_DATA SUPPLIED_
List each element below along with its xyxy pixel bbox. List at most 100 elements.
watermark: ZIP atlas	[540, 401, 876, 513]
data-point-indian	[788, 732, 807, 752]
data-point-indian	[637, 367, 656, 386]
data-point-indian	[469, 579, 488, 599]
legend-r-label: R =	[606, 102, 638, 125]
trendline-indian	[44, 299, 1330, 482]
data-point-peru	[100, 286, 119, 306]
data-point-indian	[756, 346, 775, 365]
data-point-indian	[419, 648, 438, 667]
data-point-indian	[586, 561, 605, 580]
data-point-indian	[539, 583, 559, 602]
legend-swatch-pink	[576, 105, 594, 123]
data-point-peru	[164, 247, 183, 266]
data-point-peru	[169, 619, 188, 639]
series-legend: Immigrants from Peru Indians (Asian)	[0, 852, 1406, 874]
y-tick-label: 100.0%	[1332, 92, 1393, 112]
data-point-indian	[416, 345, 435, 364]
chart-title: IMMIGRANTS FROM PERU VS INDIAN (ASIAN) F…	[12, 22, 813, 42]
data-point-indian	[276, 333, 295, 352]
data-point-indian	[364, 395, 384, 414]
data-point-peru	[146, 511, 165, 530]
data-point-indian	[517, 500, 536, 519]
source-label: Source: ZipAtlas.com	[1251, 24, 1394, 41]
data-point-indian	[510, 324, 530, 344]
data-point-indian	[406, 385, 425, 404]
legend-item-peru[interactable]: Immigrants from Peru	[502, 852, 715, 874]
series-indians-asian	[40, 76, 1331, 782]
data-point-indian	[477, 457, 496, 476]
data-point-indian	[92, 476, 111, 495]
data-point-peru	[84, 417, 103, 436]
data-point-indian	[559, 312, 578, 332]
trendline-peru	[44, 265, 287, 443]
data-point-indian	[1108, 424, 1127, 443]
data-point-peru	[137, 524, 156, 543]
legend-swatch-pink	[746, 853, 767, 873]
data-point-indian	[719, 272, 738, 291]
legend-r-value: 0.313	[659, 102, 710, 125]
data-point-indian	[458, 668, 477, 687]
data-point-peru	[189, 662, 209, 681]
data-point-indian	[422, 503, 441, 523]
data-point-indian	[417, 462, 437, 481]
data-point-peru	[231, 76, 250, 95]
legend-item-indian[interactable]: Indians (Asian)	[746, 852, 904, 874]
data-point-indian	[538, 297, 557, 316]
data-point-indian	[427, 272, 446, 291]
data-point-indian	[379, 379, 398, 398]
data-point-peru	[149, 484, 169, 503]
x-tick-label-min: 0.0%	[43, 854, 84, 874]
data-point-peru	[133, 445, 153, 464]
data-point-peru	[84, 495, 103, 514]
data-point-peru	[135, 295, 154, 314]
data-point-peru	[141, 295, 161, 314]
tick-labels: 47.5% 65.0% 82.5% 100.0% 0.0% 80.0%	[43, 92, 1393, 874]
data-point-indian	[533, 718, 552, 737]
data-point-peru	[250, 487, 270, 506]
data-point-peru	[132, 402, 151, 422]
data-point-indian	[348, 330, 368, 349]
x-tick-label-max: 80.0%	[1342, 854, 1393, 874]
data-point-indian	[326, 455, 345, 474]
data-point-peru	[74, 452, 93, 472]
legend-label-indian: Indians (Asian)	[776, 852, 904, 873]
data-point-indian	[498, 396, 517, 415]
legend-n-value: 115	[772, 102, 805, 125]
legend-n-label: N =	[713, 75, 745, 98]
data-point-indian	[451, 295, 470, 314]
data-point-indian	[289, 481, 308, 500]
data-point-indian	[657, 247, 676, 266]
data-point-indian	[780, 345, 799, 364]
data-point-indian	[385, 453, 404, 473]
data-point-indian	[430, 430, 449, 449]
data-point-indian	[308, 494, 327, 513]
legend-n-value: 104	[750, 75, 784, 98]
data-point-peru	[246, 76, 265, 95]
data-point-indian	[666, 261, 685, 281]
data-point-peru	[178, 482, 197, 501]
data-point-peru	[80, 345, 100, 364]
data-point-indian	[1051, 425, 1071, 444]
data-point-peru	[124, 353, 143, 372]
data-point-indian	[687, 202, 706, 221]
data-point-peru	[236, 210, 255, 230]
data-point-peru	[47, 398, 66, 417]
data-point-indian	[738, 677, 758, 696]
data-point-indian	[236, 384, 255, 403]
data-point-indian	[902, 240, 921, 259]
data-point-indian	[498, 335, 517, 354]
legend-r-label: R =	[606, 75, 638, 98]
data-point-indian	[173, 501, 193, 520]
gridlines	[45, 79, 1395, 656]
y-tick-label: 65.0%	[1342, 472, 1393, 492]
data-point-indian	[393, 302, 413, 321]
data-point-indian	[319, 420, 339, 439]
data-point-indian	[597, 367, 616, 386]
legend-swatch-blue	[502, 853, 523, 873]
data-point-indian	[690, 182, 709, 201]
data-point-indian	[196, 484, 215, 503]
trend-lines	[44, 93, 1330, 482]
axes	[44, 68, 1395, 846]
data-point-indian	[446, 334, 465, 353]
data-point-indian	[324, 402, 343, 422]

_DESCRIPTION OF THE TASK_
Put every line of the rows above into a Markdown table with two columns, Row for its number and Line for its text, and leave out any blank lines.

_WRITTEN RESPONSE_
| Row | Line |
|---|---|
| 1 | List each element below along with its xyxy pixel bbox. List at most 100 elements. |
| 2 | watermark: ZIP atlas	[540, 401, 876, 513] |
| 3 | data-point-indian	[788, 732, 807, 752] |
| 4 | data-point-indian	[637, 367, 656, 386] |
| 5 | data-point-indian	[469, 579, 488, 599] |
| 6 | legend-r-label: R =	[606, 102, 638, 125] |
| 7 | trendline-indian	[44, 299, 1330, 482] |
| 8 | data-point-peru	[100, 286, 119, 306] |
| 9 | data-point-indian	[756, 346, 775, 365] |
| 10 | data-point-indian	[419, 648, 438, 667] |
| 11 | data-point-indian	[586, 561, 605, 580] |
| 12 | data-point-indian	[539, 583, 559, 602] |
| 13 | legend-swatch-pink	[576, 105, 594, 123] |
| 14 | data-point-peru	[164, 247, 183, 266] |
| 15 | data-point-peru	[169, 619, 188, 639] |
| 16 | series-legend: Immigrants from Peru Indians (Asian)	[0, 852, 1406, 874] |
| 17 | y-tick-label: 100.0%	[1332, 92, 1393, 112] |
| 18 | data-point-indian	[416, 345, 435, 364] |
| 19 | chart-title: IMMIGRANTS FROM PERU VS INDIAN (ASIAN) F…	[12, 22, 813, 42] |
| 20 | data-point-indian	[276, 333, 295, 352] |
| 21 | data-point-indian	[364, 395, 384, 414] |
| 22 | data-point-peru	[146, 511, 165, 530] |
| 23 | data-point-indian	[517, 500, 536, 519] |
| 24 | source-label: Source: ZipAtlas.com	[1251, 24, 1394, 41] |
| 25 | data-point-indian	[510, 324, 530, 344] |
| 26 | data-point-indian	[406, 385, 425, 404] |
| 27 | legend-item-peru[interactable]: Immigrants from Peru	[502, 852, 715, 874] |
| 28 | series-indians-asian	[40, 76, 1331, 782] |
| 29 | data-point-indian	[477, 457, 496, 476] |
| 30 | data-point-indian	[92, 476, 111, 495] |
| 31 | data-point-peru	[84, 417, 103, 436] |
| 32 | data-point-indian	[559, 312, 578, 332] |
| 33 | trendline-peru	[44, 265, 287, 443] |
| 34 | data-point-indian	[1108, 424, 1127, 443] |
| 35 | data-point-peru	[137, 524, 156, 543] |
| 36 | legend-swatch-pink	[746, 853, 767, 873] |
| 37 | data-point-indian	[719, 272, 738, 291] |
| 38 | legend-r-value: 0.313	[659, 102, 710, 125] |
| 39 | data-point-indian	[458, 668, 477, 687] |
| 40 | data-point-peru	[189, 662, 209, 681] |
| 41 | data-point-indian	[422, 503, 441, 523] |
| 42 | data-point-indian	[417, 462, 437, 481] |
| 43 | data-point-peru	[231, 76, 250, 95] |
| 44 | legend-item-indian[interactable]: Indians (Asian)	[746, 852, 904, 874] |
| 45 | data-point-indian	[538, 297, 557, 316] |
| 46 | data-point-indian	[427, 272, 446, 291] |
| 47 | data-point-indian	[379, 379, 398, 398] |
| 48 | data-point-peru	[149, 484, 169, 503] |
| 49 | x-tick-label-min: 0.0%	[43, 854, 84, 874] |
| 50 | data-point-peru	[133, 445, 153, 464] |
| 51 | data-point-peru	[84, 495, 103, 514] |
| 52 | data-point-peru	[135, 295, 154, 314] |
| 53 | data-point-peru	[141, 295, 161, 314] |
| 54 | tick-labels: 47.5% 65.0% 82.5% 100.0% 0.0% 80.0%	[43, 92, 1393, 874] |
| 55 | data-point-indian	[533, 718, 552, 737] |
| 56 | data-point-peru	[250, 487, 270, 506] |
| 57 | data-point-peru	[132, 402, 151, 422] |
| 58 | data-point-indian	[348, 330, 368, 349] |
| 59 | x-tick-label-max: 80.0%	[1342, 854, 1393, 874] |
| 60 | data-point-indian	[326, 455, 345, 474] |
| 61 | data-point-peru	[74, 452, 93, 472] |
| 62 | legend-label-indian: Indians (Asian)	[776, 852, 904, 873] |
| 63 | data-point-indian	[498, 396, 517, 415] |
| 64 | legend-n-value: 115	[772, 102, 805, 125] |
| 65 | legend-n-label: N =	[713, 75, 745, 98] |
| 66 | data-point-indian	[451, 295, 470, 314] |
| 67 | data-point-indian	[289, 481, 308, 500] |
| 68 | data-point-indian	[657, 247, 676, 266] |
| 69 | data-point-indian	[780, 345, 799, 364] |
| 70 | data-point-indian	[385, 453, 404, 473] |
| 71 | data-point-indian	[430, 430, 449, 449] |
| 72 | data-point-indian	[308, 494, 327, 513] |
| 73 | legend-n-value: 104	[750, 75, 784, 98] |
| 74 | data-point-peru	[246, 76, 265, 95] |
| 75 | data-point-indian	[666, 261, 685, 281] |
| 76 | data-point-peru	[178, 482, 197, 501] |
| 77 | data-point-peru	[80, 345, 100, 364] |
| 78 | data-point-indian	[1051, 425, 1071, 444] |
| 79 | data-point-peru	[124, 353, 143, 372] |
| 80 | data-point-indian	[687, 202, 706, 221] |
| 81 | data-point-peru	[236, 210, 255, 230] |
| 82 | data-point-peru	[47, 398, 66, 417] |
| 83 | data-point-indian	[738, 677, 758, 696] |
| 84 | data-point-indian	[236, 384, 255, 403] |
| 85 | data-point-indian	[902, 240, 921, 259] |
| 86 | data-point-indian	[498, 335, 517, 354] |
| 87 | legend-r-label: R =	[606, 75, 638, 98] |
| 88 | data-point-indian	[173, 501, 193, 520] |
| 89 | gridlines	[45, 79, 1395, 656] |
| 90 | y-tick-label: 65.0%	[1342, 472, 1393, 492] |
| 91 | data-point-indian	[393, 302, 413, 321] |
| 92 | data-point-indian	[319, 420, 339, 439] |
| 93 | data-point-indian	[597, 367, 616, 386] |
| 94 | legend-swatch-blue	[502, 853, 523, 873] |
| 95 | data-point-indian	[690, 182, 709, 201] |
| 96 | data-point-indian	[196, 484, 215, 503] |
| 97 | trend-lines	[44, 93, 1330, 482] |
| 98 | axes	[44, 68, 1395, 846] |
| 99 | data-point-indian	[446, 334, 465, 353] |
| 100 | data-point-indian	[324, 402, 343, 422] |